• _Material for this task_:
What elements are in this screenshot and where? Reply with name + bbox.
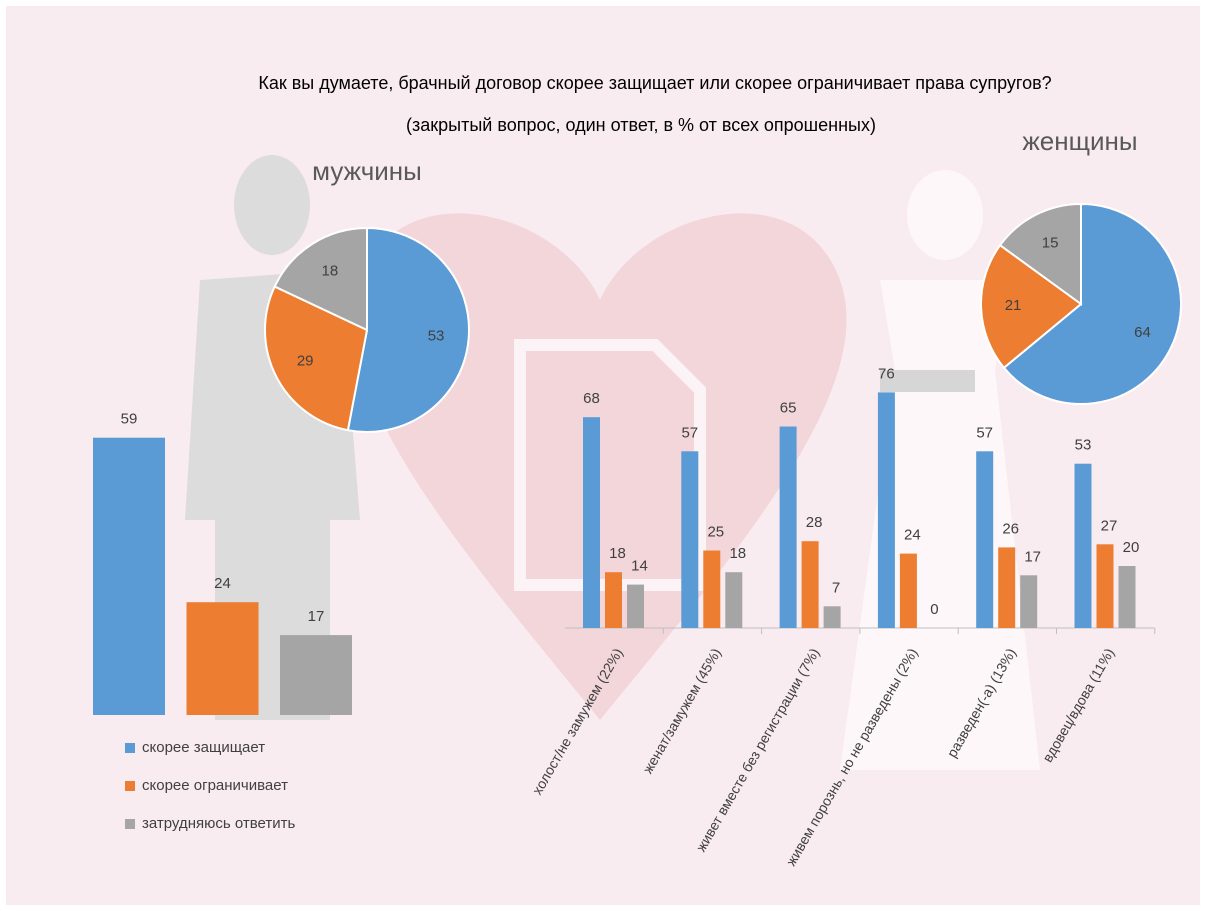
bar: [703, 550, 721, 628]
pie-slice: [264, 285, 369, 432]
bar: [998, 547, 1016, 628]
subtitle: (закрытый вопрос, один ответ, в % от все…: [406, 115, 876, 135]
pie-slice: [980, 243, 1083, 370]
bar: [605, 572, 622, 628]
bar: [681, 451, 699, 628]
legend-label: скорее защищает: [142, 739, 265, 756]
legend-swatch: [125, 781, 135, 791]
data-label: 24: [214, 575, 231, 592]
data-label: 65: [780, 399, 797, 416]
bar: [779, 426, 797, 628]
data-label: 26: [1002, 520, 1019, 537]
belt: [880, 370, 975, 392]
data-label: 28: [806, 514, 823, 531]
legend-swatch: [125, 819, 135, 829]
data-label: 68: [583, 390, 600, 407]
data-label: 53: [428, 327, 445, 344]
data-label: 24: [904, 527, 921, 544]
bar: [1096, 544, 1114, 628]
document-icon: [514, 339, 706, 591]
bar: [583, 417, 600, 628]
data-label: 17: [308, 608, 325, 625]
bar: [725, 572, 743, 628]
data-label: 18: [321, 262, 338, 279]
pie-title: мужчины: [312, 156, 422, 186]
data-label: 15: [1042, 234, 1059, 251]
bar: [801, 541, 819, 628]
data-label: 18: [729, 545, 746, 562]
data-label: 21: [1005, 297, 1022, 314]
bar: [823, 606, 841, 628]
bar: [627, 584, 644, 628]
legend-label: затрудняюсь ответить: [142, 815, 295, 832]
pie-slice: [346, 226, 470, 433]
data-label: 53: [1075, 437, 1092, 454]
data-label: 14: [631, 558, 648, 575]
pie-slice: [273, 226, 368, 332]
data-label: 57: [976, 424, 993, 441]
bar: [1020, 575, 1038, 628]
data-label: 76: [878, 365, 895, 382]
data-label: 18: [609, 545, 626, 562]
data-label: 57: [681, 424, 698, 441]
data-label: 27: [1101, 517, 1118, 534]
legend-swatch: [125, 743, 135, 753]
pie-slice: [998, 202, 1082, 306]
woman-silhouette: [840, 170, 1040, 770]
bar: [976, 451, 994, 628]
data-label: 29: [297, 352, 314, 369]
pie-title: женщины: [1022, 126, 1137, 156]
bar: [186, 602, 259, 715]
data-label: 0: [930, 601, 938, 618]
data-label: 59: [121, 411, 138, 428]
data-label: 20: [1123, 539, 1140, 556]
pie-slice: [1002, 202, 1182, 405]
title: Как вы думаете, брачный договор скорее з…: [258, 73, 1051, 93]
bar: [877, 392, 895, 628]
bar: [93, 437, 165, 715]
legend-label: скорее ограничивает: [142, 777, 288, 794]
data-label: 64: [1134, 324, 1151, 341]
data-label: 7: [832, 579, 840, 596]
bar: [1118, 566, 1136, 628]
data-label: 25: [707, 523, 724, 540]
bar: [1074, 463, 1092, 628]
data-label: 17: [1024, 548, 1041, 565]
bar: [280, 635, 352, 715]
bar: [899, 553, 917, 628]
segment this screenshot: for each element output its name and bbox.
* * *
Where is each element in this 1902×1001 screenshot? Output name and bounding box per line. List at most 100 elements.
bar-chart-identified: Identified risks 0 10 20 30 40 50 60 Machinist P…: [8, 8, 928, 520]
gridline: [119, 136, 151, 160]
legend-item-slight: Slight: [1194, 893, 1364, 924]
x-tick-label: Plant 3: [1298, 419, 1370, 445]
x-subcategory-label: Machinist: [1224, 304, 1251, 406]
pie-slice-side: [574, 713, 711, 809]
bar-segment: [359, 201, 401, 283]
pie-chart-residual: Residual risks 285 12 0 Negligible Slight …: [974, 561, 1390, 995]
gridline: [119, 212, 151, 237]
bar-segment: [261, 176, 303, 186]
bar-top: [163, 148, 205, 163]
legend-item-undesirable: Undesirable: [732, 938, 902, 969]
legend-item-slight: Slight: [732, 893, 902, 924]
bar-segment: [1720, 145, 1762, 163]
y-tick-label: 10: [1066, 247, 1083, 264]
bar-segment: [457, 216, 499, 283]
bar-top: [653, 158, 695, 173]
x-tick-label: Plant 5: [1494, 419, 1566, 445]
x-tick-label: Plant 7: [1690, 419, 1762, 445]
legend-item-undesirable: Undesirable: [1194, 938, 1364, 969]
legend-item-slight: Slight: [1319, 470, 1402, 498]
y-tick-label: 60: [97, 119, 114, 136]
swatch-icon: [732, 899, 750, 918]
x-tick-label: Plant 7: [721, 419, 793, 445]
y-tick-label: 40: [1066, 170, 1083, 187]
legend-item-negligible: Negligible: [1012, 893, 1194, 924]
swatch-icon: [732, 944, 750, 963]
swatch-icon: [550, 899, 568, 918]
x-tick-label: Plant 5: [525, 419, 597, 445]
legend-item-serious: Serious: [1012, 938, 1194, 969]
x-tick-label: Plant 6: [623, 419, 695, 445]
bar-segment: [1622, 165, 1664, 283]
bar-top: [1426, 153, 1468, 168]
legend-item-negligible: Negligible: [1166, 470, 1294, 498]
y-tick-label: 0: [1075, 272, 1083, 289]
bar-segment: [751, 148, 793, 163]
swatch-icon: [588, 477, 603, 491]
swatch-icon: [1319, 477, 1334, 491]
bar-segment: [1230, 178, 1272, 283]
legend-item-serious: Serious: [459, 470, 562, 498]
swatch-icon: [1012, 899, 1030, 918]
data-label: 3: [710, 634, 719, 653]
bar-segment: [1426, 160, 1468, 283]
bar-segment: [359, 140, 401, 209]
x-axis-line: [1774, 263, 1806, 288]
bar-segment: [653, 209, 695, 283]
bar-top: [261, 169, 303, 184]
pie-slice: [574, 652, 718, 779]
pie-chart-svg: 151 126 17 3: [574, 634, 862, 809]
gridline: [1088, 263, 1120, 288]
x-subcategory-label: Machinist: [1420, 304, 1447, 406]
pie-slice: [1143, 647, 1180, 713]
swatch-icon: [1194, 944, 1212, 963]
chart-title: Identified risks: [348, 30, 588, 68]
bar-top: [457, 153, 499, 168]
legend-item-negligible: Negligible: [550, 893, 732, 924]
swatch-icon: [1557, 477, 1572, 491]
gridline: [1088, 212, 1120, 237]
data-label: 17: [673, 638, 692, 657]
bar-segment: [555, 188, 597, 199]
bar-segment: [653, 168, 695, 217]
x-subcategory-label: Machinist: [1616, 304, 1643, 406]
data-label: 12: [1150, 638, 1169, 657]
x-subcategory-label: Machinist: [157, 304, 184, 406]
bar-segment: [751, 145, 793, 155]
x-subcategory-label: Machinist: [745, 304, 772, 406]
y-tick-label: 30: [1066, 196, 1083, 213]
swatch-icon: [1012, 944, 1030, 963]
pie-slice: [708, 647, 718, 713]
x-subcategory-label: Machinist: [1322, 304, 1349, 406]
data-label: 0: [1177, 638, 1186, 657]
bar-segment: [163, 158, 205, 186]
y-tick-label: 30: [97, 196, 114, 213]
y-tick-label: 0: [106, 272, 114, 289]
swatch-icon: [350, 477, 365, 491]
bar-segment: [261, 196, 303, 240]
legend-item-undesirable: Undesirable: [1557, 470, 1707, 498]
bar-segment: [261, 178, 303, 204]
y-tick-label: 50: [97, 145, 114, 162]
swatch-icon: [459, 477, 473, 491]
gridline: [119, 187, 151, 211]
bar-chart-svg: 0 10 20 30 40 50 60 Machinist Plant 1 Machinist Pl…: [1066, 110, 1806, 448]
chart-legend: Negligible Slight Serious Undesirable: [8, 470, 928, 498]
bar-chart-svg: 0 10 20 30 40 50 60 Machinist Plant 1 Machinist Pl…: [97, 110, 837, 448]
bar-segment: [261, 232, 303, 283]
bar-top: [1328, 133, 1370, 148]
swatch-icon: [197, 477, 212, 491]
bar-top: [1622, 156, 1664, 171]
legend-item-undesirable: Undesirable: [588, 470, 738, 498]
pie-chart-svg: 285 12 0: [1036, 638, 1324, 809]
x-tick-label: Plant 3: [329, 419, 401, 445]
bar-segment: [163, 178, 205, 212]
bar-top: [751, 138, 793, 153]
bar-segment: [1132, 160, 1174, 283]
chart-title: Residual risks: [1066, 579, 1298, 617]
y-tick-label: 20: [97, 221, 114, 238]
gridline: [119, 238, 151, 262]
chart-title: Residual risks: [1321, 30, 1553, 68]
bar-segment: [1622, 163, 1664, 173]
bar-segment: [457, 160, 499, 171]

• _Instruction_: Return, character for character, the lines of the first listing from the line containing "bar: [703, 550, 721, 628]" through the line containing "data-label: 24: [904, 527, 921, 544]", including both of those lines.

• _Solution to this task_:
bar: [703, 550, 721, 628]
pie-slice: [264, 285, 369, 432]
bar: [998, 547, 1016, 628]
subtitle: (закрытый вопрос, один ответ, в % от все…: [406, 115, 876, 135]
pie-slice: [980, 243, 1083, 370]
bar: [605, 572, 622, 628]
bar: [681, 451, 699, 628]
legend-label: скорее защищает: [142, 739, 265, 756]
legend-swatch: [125, 781, 135, 791]
data-label: 24: [214, 575, 231, 592]
data-label: 65: [780, 399, 797, 416]
bar: [779, 426, 797, 628]
data-label: 26: [1002, 520, 1019, 537]
belt: [880, 370, 975, 392]
data-label: 28: [806, 514, 823, 531]
legend-swatch: [125, 819, 135, 829]
data-label: 68: [583, 390, 600, 407]
data-label: 53: [428, 327, 445, 344]
data-label: 24: [904, 527, 921, 544]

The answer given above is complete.